++++ Extracted data

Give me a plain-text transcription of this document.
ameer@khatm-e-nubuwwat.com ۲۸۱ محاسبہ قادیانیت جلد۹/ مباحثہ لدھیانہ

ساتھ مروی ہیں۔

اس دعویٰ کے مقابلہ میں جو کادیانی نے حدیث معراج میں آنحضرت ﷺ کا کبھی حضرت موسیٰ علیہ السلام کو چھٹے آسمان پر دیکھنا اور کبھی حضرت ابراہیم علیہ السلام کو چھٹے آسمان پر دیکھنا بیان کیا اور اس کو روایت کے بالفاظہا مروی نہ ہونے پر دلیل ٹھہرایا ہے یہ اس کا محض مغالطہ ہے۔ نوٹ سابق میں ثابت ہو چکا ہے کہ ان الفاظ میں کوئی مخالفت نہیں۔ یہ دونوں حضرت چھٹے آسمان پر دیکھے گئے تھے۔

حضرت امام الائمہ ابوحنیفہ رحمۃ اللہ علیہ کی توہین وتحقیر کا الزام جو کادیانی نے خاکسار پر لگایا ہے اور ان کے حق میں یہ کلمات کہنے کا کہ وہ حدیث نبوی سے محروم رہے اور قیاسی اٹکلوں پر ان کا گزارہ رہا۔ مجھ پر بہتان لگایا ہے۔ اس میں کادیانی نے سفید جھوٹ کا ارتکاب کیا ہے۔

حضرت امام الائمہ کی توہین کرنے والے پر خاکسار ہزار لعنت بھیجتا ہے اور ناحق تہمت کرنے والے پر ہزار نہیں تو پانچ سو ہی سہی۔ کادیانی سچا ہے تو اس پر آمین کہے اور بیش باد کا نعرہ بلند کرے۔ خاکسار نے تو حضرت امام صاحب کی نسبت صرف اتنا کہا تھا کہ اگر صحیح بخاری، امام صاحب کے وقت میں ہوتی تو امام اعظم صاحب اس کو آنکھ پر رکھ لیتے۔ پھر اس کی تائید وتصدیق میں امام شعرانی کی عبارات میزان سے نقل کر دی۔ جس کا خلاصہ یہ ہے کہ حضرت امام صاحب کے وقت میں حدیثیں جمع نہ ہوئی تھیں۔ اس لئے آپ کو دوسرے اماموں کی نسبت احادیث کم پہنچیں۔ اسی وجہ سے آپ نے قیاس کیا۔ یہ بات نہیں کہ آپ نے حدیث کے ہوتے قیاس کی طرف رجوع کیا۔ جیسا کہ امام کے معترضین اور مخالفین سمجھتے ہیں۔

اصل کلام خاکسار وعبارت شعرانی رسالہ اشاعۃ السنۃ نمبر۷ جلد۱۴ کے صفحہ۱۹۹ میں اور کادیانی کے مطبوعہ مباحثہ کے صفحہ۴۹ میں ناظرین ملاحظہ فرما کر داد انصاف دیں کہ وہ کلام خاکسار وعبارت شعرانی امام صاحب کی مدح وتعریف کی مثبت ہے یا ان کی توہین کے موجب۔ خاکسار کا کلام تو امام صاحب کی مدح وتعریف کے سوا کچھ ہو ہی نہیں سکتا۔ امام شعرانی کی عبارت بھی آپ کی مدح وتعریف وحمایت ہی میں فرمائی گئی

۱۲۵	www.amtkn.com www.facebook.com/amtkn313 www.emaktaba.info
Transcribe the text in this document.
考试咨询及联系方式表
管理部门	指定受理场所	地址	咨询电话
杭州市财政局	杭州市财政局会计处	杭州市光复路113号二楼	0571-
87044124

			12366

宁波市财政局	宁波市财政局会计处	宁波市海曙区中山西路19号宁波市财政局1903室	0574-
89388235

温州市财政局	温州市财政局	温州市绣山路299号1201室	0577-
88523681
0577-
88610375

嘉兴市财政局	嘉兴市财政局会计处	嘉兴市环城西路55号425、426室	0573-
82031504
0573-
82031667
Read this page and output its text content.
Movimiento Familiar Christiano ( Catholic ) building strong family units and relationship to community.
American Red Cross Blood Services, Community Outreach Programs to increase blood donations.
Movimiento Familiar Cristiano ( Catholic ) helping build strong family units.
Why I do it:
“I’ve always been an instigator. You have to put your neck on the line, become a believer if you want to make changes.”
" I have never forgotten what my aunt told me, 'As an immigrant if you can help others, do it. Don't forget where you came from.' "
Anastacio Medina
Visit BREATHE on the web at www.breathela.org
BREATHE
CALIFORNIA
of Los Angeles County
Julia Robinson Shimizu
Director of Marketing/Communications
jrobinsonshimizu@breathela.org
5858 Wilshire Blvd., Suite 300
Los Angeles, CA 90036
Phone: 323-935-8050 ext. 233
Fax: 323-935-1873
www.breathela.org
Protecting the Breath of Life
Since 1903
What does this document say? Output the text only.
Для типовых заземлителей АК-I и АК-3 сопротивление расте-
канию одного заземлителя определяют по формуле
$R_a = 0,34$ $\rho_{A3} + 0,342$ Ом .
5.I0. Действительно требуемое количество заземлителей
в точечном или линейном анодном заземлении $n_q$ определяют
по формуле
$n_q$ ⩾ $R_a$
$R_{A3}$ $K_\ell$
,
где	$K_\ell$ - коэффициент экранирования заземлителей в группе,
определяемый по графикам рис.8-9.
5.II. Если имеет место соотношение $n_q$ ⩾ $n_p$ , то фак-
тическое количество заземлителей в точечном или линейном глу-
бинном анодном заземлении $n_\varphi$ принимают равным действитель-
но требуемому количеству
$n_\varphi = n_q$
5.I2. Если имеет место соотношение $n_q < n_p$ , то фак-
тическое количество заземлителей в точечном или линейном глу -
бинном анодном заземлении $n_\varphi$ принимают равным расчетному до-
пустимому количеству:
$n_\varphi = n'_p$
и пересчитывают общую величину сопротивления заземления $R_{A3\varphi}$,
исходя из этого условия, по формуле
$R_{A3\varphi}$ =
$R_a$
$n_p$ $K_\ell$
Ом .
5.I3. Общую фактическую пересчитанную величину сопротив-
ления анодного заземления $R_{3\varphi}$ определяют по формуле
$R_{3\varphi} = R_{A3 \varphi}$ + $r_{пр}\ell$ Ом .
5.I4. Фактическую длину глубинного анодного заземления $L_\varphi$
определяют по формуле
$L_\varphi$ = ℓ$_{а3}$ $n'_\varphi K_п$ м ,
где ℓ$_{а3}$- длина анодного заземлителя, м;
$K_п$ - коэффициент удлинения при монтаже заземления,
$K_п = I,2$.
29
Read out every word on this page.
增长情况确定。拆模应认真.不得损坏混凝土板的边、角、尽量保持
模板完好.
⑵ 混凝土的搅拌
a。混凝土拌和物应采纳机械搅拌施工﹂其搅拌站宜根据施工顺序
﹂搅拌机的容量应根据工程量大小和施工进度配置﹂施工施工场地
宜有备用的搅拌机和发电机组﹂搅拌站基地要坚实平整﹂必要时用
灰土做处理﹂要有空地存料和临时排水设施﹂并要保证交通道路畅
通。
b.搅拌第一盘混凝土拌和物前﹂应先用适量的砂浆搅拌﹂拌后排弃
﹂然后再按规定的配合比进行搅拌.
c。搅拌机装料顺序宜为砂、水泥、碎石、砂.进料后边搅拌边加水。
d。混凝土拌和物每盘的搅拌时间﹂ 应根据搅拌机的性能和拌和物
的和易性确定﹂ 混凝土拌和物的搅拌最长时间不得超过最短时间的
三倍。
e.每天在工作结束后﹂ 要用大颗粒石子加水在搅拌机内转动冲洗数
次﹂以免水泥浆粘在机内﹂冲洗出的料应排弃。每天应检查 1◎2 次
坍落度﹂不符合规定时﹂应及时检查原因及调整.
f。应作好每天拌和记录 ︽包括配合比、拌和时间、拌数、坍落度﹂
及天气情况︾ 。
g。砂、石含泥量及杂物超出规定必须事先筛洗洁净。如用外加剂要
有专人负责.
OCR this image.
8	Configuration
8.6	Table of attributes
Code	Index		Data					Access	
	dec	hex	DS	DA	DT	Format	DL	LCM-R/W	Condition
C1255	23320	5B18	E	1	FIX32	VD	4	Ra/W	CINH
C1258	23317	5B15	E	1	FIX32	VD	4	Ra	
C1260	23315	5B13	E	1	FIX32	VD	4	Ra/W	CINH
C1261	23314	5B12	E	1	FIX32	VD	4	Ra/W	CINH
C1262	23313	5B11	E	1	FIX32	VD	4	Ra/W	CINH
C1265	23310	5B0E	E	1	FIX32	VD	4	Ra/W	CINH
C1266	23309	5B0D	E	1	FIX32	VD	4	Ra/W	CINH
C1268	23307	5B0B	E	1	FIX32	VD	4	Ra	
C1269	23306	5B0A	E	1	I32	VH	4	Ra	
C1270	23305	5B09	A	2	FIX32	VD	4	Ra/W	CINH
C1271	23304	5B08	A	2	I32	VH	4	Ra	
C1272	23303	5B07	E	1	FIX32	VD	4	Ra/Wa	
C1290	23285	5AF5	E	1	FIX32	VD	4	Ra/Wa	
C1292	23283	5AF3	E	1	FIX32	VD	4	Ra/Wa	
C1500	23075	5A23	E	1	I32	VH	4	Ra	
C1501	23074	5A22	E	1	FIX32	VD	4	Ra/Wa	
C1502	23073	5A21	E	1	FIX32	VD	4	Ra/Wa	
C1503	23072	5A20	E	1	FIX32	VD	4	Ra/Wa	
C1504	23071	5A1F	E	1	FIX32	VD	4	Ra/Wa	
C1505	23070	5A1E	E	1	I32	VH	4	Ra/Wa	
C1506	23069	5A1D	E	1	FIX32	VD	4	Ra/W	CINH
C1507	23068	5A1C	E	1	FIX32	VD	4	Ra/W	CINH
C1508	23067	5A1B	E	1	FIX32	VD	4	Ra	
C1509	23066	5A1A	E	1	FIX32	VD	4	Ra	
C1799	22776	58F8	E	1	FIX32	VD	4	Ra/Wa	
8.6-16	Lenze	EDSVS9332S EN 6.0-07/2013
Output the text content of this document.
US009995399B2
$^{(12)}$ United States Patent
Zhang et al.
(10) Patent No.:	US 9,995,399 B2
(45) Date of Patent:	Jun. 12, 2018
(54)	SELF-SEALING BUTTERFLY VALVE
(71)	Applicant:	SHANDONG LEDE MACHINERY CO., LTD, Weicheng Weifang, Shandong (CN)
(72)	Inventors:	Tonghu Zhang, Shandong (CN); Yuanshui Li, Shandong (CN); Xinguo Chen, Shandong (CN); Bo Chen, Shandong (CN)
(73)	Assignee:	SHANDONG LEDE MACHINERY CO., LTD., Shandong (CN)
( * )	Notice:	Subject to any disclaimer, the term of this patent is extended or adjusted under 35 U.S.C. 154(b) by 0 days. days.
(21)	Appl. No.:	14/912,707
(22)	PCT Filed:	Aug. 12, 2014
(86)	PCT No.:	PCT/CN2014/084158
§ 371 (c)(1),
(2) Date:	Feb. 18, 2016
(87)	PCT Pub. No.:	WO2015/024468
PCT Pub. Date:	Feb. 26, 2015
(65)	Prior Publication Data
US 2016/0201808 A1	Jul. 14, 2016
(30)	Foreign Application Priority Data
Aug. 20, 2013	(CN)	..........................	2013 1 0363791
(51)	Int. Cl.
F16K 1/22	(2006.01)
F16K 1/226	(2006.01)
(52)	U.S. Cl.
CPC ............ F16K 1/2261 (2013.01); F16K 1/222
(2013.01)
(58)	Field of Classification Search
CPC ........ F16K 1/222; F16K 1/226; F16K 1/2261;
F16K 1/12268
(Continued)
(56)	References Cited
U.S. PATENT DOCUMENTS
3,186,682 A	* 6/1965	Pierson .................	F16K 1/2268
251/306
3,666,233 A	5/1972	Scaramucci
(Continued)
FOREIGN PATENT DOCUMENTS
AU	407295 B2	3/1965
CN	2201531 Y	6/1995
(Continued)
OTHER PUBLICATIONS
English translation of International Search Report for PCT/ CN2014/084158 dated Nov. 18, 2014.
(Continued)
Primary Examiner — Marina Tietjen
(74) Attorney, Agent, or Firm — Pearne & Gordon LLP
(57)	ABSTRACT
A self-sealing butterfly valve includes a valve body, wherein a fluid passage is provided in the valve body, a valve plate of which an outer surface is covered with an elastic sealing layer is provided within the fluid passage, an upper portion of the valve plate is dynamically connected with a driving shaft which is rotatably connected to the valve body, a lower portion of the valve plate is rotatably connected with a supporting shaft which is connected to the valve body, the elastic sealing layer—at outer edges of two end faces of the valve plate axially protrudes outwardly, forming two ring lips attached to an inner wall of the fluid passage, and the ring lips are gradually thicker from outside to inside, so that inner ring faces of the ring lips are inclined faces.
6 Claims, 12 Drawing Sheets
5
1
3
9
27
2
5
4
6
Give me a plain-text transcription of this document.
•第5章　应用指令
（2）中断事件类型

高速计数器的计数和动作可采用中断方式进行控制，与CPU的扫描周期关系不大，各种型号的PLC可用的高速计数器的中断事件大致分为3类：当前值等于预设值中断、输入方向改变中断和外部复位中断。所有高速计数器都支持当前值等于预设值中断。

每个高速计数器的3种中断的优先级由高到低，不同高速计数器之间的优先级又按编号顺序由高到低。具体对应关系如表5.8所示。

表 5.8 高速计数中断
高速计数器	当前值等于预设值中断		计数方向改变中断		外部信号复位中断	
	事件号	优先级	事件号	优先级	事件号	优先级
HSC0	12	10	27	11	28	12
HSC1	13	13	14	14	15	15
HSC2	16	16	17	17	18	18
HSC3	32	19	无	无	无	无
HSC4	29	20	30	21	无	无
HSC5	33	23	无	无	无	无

++++++++

:: What is needed ::
Copy out each line of the entries that holds "MACHINERY".

:: The result ::
(71)	Applicant:	SHANDONG LEDE MACHINERY CO., LTD, Weicheng Weifang, Shandong (CN)
(73)	Assignee:	SHANDONG LEDE MACHINERY CO., LTD., Shandong (CN)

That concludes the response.